Records that describe figures:
_ _ _
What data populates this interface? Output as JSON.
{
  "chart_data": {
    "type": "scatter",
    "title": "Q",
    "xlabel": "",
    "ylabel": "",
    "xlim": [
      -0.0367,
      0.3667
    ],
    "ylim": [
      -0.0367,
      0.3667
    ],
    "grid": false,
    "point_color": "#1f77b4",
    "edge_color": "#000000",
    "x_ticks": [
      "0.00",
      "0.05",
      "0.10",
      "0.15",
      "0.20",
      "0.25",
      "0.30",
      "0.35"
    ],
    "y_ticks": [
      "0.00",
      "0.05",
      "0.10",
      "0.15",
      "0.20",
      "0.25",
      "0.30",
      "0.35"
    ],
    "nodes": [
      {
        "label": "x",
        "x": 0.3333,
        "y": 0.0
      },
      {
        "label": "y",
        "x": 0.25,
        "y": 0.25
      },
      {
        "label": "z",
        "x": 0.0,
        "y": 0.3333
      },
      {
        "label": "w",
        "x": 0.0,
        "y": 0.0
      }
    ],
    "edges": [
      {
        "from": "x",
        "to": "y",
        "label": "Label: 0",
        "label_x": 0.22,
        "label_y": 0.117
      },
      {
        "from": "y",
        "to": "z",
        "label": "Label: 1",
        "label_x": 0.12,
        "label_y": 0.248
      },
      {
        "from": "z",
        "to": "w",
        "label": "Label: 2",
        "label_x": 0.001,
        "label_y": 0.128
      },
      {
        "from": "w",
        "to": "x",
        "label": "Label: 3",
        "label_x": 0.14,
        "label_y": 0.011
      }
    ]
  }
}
_ _ _
Reproduce the material exactly, with every line intact.

What data populates this interface? Output as JSON.
{
  "chart_data": {
    "type": "scatter",
    "title": "Q",
    "xlabel": "",
    "ylabel": "",
    "xlim": [
      -0.0367,
      0.3667
    ],
    "ylim": [
      -0.0367,
      0.3667
    ],
    "grid": false,
    "point_color": "#1f77b4",
    "edge_color": "#000000",
    "x_ticks": [
      "0.00",
      "0.05",
      "0.10",
      "0.15",
      "0.20",
      "0.25",
      "0.30",
      "0.35"
    ],
    "y_ticks": [
      "0.00",
      "0.05",
      "0.10",
      "0.15",
      "0.20",
      "0.25",
      "0.30",
      "0.35"
    ],
    "nodes": [
      {
        "label": "x",
        "x": 0.3333,
        "y": 0.0
      },
      {
        "label": "y",
        "x": 0.25,
        "y": 0.25
      },
      {
        "label": "z",
        "x": 0.0,
        "y": 0.3333
      },
      {
        "label": "w",
        "x": 0.0,
        "y": 0.0
      }
    ],
    "edges": [
      {
        "from": "x",
        "to": "y",
        "label": "Label: 0",
        "label_x": 0.22,
        "label_y": 0.117
      },
      {
        "from": "y",
        "to": "z",
        "label": "Label: 1",
        "label_x": 0.12,
        "label_y": 0.248
      },
      {
        "from": "z",
        "to": "w",
        "label": "Label: 2",
        "label_x": 0.001,
        "label_y": 0.128
      },
      {
        "from": "w",
        "to": "x",
        "label": "Label: 3",
        "label_x": 0.14,
        "label_y": 0.011
      }
    ]
  }
}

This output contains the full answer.